● **Problem to work on**: Each entry below is to be given again word for word, with no pictures.
----- Data entries -----
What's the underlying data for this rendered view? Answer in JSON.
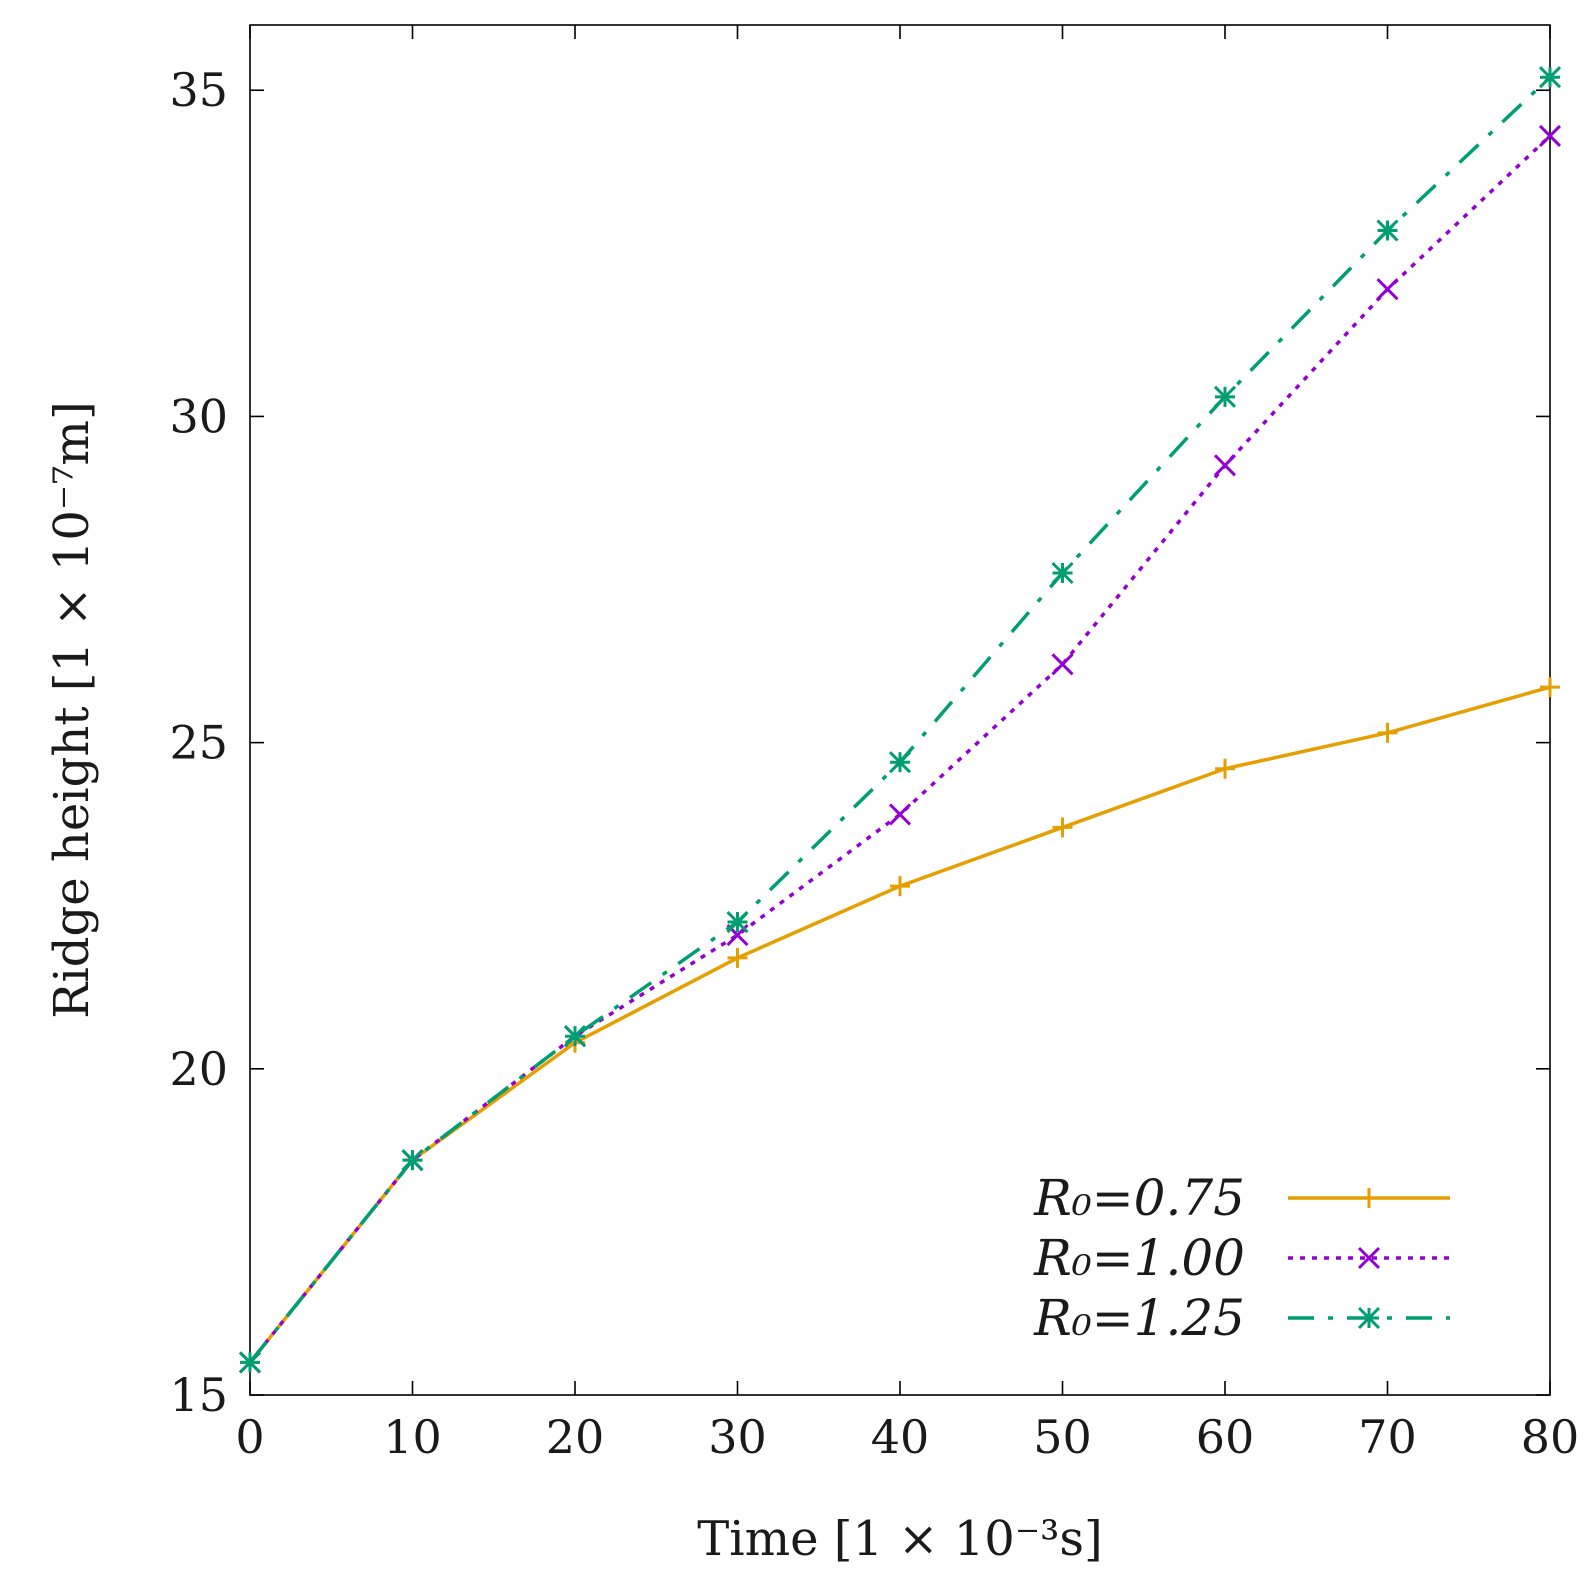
{
  "chart_data": {
    "type": "line",
    "title": "",
    "xlabel": "Time [1 × 10⁻³s]",
    "ylabel": "Ridge height [1 × 10⁻⁷m]",
    "xlim": [
      0,
      80
    ],
    "ylim": [
      15,
      36
    ],
    "xticks": [
      0,
      10,
      20,
      30,
      40,
      50,
      60,
      70,
      80
    ],
    "yticks": [
      15,
      20,
      25,
      30,
      35
    ],
    "grid": false,
    "legend_position": "bottom-right",
    "x": [
      0,
      10,
      20,
      30,
      40,
      50,
      60,
      70,
      80
    ],
    "series": [
      {
        "name": "R₀=0.75",
        "color": "#e69f00",
        "line_style": "solid",
        "marker": "plus",
        "values": [
          15.5,
          18.6,
          20.4,
          21.7,
          22.8,
          23.7,
          24.6,
          25.15,
          25.85
        ]
      },
      {
        "name": "R₀=1.00",
        "color": "#9400d3",
        "line_style": "dotted",
        "marker": "cross",
        "values": [
          15.5,
          18.6,
          20.5,
          22.05,
          23.9,
          26.2,
          29.25,
          31.95,
          34.3
        ]
      },
      {
        "name": "R₀=1.25",
        "color": "#009e73",
        "line_style": "dash-dot",
        "marker": "star",
        "values": [
          15.5,
          18.6,
          20.5,
          22.25,
          24.7,
          27.6,
          30.3,
          32.85,
          35.2
        ]
      }
    ]
  }
}
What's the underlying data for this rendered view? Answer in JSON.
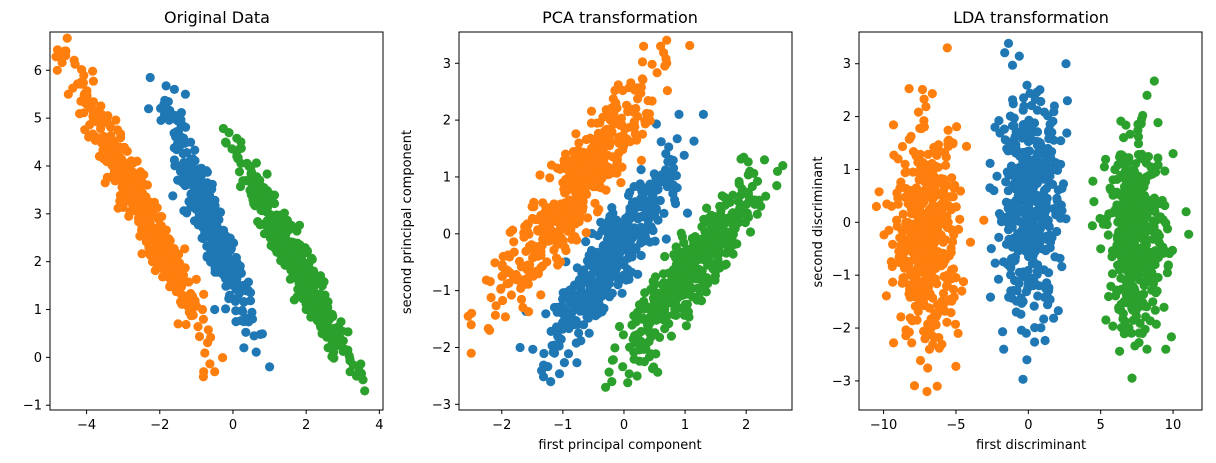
{
  "chart_data": [
    {
      "type": "scatter",
      "title": "Original Data",
      "xlabel": "",
      "ylabel": "",
      "xlim": [
        -5.0,
        4.1
      ],
      "ylim": [
        -1.1,
        6.8
      ],
      "xticks": [
        -4,
        -2,
        0,
        2,
        4
      ],
      "yticks": [
        -1,
        0,
        1,
        2,
        3,
        4,
        5,
        6
      ],
      "grid": false,
      "series_generation": [
        {
          "color": "#1f77b4",
          "n": 420,
          "x": [
            -2.0,
            0.7
          ],
          "y": [
            0.2,
            5.6
          ],
          "spread": 0.17
        },
        {
          "color": "#ff7f0e",
          "n": 460,
          "x": [
            -4.6,
            -0.5
          ],
          "y": [
            0.0,
            6.4
          ],
          "spread": 0.18
        },
        {
          "color": "#2ca02c",
          "n": 420,
          "x": [
            0.0,
            3.5
          ],
          "y": [
            -0.6,
            4.5
          ],
          "spread": 0.17
        }
      ],
      "series": [
        {
          "color": "#1f77b4",
          "points": [
            [
              -1.6,
              5.6
            ],
            [
              -1.3,
              5.5
            ],
            [
              -0.5,
              1.0
            ],
            [
              0.3,
              0.2
            ],
            [
              1.0,
              -0.2
            ],
            [
              -1.5,
              4.0
            ],
            [
              -0.9,
              3.0
            ],
            [
              -0.3,
              2.2
            ]
          ]
        },
        {
          "color": "#ff7f0e",
          "points": [
            [
              -4.6,
              6.4
            ],
            [
              -4.8,
              6.0
            ],
            [
              -4.5,
              5.5
            ],
            [
              -1.5,
              0.7
            ],
            [
              -0.5,
              -0.3
            ],
            [
              -0.8,
              -0.3
            ],
            [
              -3.2,
              3.8
            ],
            [
              -2.2,
              2.0
            ]
          ]
        },
        {
          "color": "#2ca02c",
          "points": [
            [
              -0.2,
              4.5
            ],
            [
              0.1,
              4.3
            ],
            [
              3.6,
              -0.7
            ],
            [
              3.2,
              -0.3
            ],
            [
              1.2,
              2.2
            ],
            [
              2.0,
              1.0
            ],
            [
              0.5,
              3.4
            ],
            [
              2.6,
              0.2
            ]
          ]
        }
      ]
    },
    {
      "type": "scatter",
      "title": "PCA transformation",
      "xlabel": "first principal component",
      "ylabel": "second principal component",
      "xlim": [
        -2.7,
        2.75
      ],
      "ylim": [
        -3.1,
        3.55
      ],
      "xticks": [
        -2,
        -1,
        0,
        1,
        2
      ],
      "yticks": [
        -3,
        -2,
        -1,
        0,
        1,
        2,
        3
      ],
      "grid": false,
      "series_generation": [
        {
          "color": "#1f77b4",
          "n": 420,
          "x": [
            -1.4,
            1.0
          ],
          "y": [
            -2.4,
            1.6
          ],
          "spread": 0.2
        },
        {
          "color": "#ff7f0e",
          "n": 460,
          "x": [
            -2.3,
            0.7
          ],
          "y": [
            -1.7,
            3.2
          ],
          "spread": 0.22
        },
        {
          "color": "#2ca02c",
          "n": 420,
          "x": [
            -0.1,
            2.3
          ],
          "y": [
            -2.5,
            1.2
          ],
          "spread": 0.2
        }
      ],
      "series": [
        {
          "color": "#1f77b4",
          "points": [
            [
              -1.2,
              -2.6
            ],
            [
              -1.7,
              -2.0
            ],
            [
              1.3,
              2.1
            ],
            [
              0.9,
              2.1
            ],
            [
              -0.2,
              -0.3
            ],
            [
              0.3,
              0.5
            ]
          ]
        },
        {
          "color": "#ff7f0e",
          "points": [
            [
              -2.5,
              -1.6
            ],
            [
              -2.5,
              -2.1
            ],
            [
              -2.2,
              -1.7
            ],
            [
              0.6,
              3.3
            ],
            [
              0.7,
              3.0
            ],
            [
              -1.0,
              0.9
            ]
          ]
        },
        {
          "color": "#2ca02c",
          "points": [
            [
              -0.3,
              -2.7
            ],
            [
              -0.2,
              -2.6
            ],
            [
              2.6,
              1.2
            ],
            [
              2.3,
              1.3
            ],
            [
              1.0,
              -0.6
            ],
            [
              1.5,
              0.3
            ]
          ]
        }
      ]
    },
    {
      "type": "scatter",
      "title": "LDA transformation",
      "xlabel": "first discriminant",
      "ylabel": "second discriminant",
      "xlim": [
        -11.7,
        12.0
      ],
      "ylim": [
        -3.55,
        3.6
      ],
      "xticks": [
        -10,
        -5,
        0,
        5,
        10
      ],
      "yticks": [
        -3,
        -2,
        -1,
        0,
        1,
        2,
        3
      ],
      "grid": false,
      "series_generation": [
        {
          "color": "#1f77b4",
          "n": 420,
          "x_center": 0.0,
          "x_spread": 1.1,
          "y_center": 0.35,
          "y_spread": 1.0
        },
        {
          "color": "#ff7f0e",
          "n": 460,
          "x_center": -7.0,
          "x_spread": 1.1,
          "y_center": -0.3,
          "y_spread": 1.0
        },
        {
          "color": "#2ca02c",
          "n": 420,
          "x_center": 7.5,
          "x_spread": 1.0,
          "y_center": -0.3,
          "y_spread": 0.9
        }
      ],
      "series": [
        {
          "color": "#1f77b4",
          "points": [
            [
              2.6,
              3.0
            ],
            [
              2.7,
              2.3
            ],
            [
              -1.7,
              -2.4
            ],
            [
              -0.1,
              -2.6
            ],
            [
              -2.3,
              1.8
            ],
            [
              1.8,
              2.2
            ]
          ]
        },
        {
          "color": "#ff7f0e",
          "points": [
            [
              -5.6,
              3.3
            ],
            [
              -10.5,
              0.3
            ],
            [
              -6.3,
              -3.1
            ],
            [
              -7.0,
              -3.2
            ],
            [
              -5.2,
              1.5
            ],
            [
              -9.0,
              1.2
            ]
          ]
        },
        {
          "color": "#2ca02c",
          "points": [
            [
              10.9,
              0.2
            ],
            [
              9.5,
              -2.4
            ],
            [
              8.2,
              2.4
            ],
            [
              8.2,
              -2.4
            ],
            [
              5.0,
              -0.5
            ],
            [
              10.0,
              1.3
            ]
          ]
        }
      ]
    }
  ]
}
-----
● **Finished exercise**:
What's the underlying data for this rendered view? Answer in JSON.
{
  "chart_data": {
    "type": "line",
    "title": "",
    "xlabel": "Time [1 × 10⁻³s]",
    "ylabel": "Ridge height [1 × 10⁻⁷m]",
    "xlim": [
      0,
      80
    ],
    "ylim": [
      15,
      36
    ],
    "xticks": [
      0,
      10,
      20,
      30,
      40,
      50,
      60,
      70,
      80
    ],
    "yticks": [
      15,
      20,
      25,
      30,
      35
    ],
    "grid": false,
    "legend_position": "bottom-right",
    "x": [
      0,
      10,
      20,
      30,
      40,
      50,
      60,
      70,
      80
    ],
    "series": [
      {
        "name": "R₀=0.75",
        "color": "#e69f00",
        "line_style": "solid",
        "marker": "plus",
        "values": [
          15.5,
          18.6,
          20.4,
          21.7,
          22.8,
          23.7,
          24.6,
          25.15,
          25.85
        ]
      },
      {
        "name": "R₀=1.00",
        "color": "#9400d3",
        "line_style": "dotted",
        "marker": "cross",
        "values": [
          15.5,
          18.6,
          20.5,
          22.05,
          23.9,
          26.2,
          29.25,
          31.95,
          34.3
        ]
      },
      {
        "name": "R₀=1.25",
        "color": "#009e73",
        "line_style": "dash-dot",
        "marker": "star",
        "values": [
          15.5,
          18.6,
          20.5,
          22.25,
          24.7,
          27.6,
          30.3,
          32.85,
          35.2
        ]
      }
    ]
  }
}
What's the underlying data for this rendered view? Answer in JSON.
{
  "chart_data": [
    {
      "type": "scatter",
      "title": "Original Data",
      "xlabel": "",
      "ylabel": "",
      "xlim": [
        -5.0,
        4.1
      ],
      "ylim": [
        -1.1,
        6.8
      ],
      "xticks": [
        -4,
        -2,
        0,
        2,
        4
      ],
      "yticks": [
        -1,
        0,
        1,
        2,
        3,
        4,
        5,
        6
      ],
      "grid": false,
      "series_generation": [
        {
          "color": "#1f77b4",
          "n": 420,
          "x": [
            -2.0,
            0.7
          ],
          "y": [
            0.2,
            5.6
          ],
          "spread": 0.17
        },
        {
          "color": "#ff7f0e",
          "n": 460,
          "x": [
            -4.6,
            -0.5
          ],
          "y": [
            0.0,
            6.4
          ],
          "spread": 0.18
        },
        {
          "color": "#2ca02c",
          "n": 420,
          "x": [
            0.0,
            3.5
          ],
          "y": [
            -0.6,
            4.5
          ],
          "spread": 0.17
        }
      ],
      "series": [
        {
          "color": "#1f77b4",
          "points": [
            [
              -1.6,
              5.6
            ],
            [
              -1.3,
              5.5
            ],
            [
              -0.5,
              1.0
            ],
            [
              0.3,
              0.2
            ],
            [
              1.0,
              -0.2
            ],
            [
              -1.5,
              4.0
            ],
            [
              -0.9,
              3.0
            ],
            [
              -0.3,
              2.2
            ]
          ]
        },
        {
          "color": "#ff7f0e",
          "points": [
            [
              -4.6,
              6.4
            ],
            [
              -4.8,
              6.0
            ],
            [
              -4.5,
              5.5
            ],
            [
              -1.5,
              0.7
            ],
            [
              -0.5,
              -0.3
            ],
            [
              -0.8,
              -0.3
            ],
            [
              -3.2,
              3.8
            ],
            [
              -2.2,
              2.0
            ]
          ]
        },
        {
          "color": "#2ca02c",
          "points": [
            [
              -0.2,
              4.5
            ],
            [
              0.1,
              4.3
            ],
            [
              3.6,
              -0.7
            ],
            [
              3.2,
              -0.3
            ],
            [
              1.2,
              2.2
            ],
            [
              2.0,
              1.0
            ],
            [
              0.5,
              3.4
            ],
            [
              2.6,
              0.2
            ]
          ]
        }
      ]
    },
    {
      "type": "scatter",
      "title": "PCA transformation",
      "xlabel": "first principal component",
      "ylabel": "second principal component",
      "xlim": [
        -2.7,
        2.75
      ],
      "ylim": [
        -3.1,
        3.55
      ],
      "xticks": [
        -2,
        -1,
        0,
        1,
        2
      ],
      "yticks": [
        -3,
        -2,
        -1,
        0,
        1,
        2,
        3
      ],
      "grid": false,
      "series_generation": [
        {
          "color": "#1f77b4",
          "n": 420,
          "x": [
            -1.4,
            1.0
          ],
          "y": [
            -2.4,
            1.6
          ],
          "spread": 0.2
        },
        {
          "color": "#ff7f0e",
          "n": 460,
          "x": [
            -2.3,
            0.7
          ],
          "y": [
            -1.7,
            3.2
          ],
          "spread": 0.22
        },
        {
          "color": "#2ca02c",
          "n": 420,
          "x": [
            -0.1,
            2.3
          ],
          "y": [
            -2.5,
            1.2
          ],
          "spread": 0.2
        }
      ],
      "series": [
        {
          "color": "#1f77b4",
          "points": [
            [
              -1.2,
              -2.6
            ],
            [
              -1.7,
              -2.0
            ],
            [
              1.3,
              2.1
            ],
            [
              0.9,
              2.1
            ],
            [
              -0.2,
              -0.3
            ],
            [
              0.3,
              0.5
            ]
          ]
        },
        {
          "color": "#ff7f0e",
          "points": [
            [
              -2.5,
              -1.6
            ],
            [
              -2.5,
              -2.1
            ],
            [
              -2.2,
              -1.7
            ],
            [
              0.6,
              3.3
            ],
            [
              0.7,
              3.0
            ],
            [
              -1.0,
              0.9
            ]
          ]
        },
        {
          "color": "#2ca02c",
          "points": [
            [
              -0.3,
              -2.7
            ],
            [
              -0.2,
              -2.6
            ],
            [
              2.6,
              1.2
            ],
            [
              2.3,
              1.3
            ],
            [
              1.0,
              -0.6
            ],
            [
              1.5,
              0.3
            ]
          ]
        }
      ]
    },
    {
      "type": "scatter",
      "title": "LDA transformation",
      "xlabel": "first discriminant",
      "ylabel": "second discriminant",
      "xlim": [
        -11.7,
        12.0
      ],
      "ylim": [
        -3.55,
        3.6
      ],
      "xticks": [
        -10,
        -5,
        0,
        5,
        10
      ],
      "yticks": [
        -3,
        -2,
        -1,
        0,
        1,
        2,
        3
      ],
      "grid": false,
      "series_generation": [
        {
          "color": "#1f77b4",
          "n": 420,
          "x_center": 0.0,
          "x_spread": 1.1,
          "y_center": 0.35,
          "y_spread": 1.0
        },
        {
          "color": "#ff7f0e",
          "n": 460,
          "x_center": -7.0,
          "x_spread": 1.1,
          "y_center": -0.3,
          "y_spread": 1.0
        },
        {
          "color": "#2ca02c",
          "n": 420,
          "x_center": 7.5,
          "x_spread": 1.0,
          "y_center": -0.3,
          "y_spread": 0.9
        }
      ],
      "series": [
        {
          "color": "#1f77b4",
          "points": [
            [
              2.6,
              3.0
            ],
            [
              2.7,
              2.3
            ],
            [
              -1.7,
              -2.4
            ],
            [
              -0.1,
              -2.6
            ],
            [
              -2.3,
              1.8
            ],
            [
              1.8,
              2.2
            ]
          ]
        },
        {
          "color": "#ff7f0e",
          "points": [
            [
              -5.6,
              3.3
            ],
            [
              -10.5,
              0.3
            ],
            [
              -6.3,
              -3.1
            ],
            [
              -7.0,
              -3.2
            ],
            [
              -5.2,
              1.5
            ],
            [
              -9.0,
              1.2
            ]
          ]
        },
        {
          "color": "#2ca02c",
          "points": [
            [
              10.9,
              0.2
            ],
            [
              9.5,
              -2.4
            ],
            [
              8.2,
              2.4
            ],
            [
              8.2,
              -2.4
            ],
            [
              5.0,
              -0.5
            ],
            [
              10.0,
              1.3
            ]
          ]
        }
      ]
    }
  ]
}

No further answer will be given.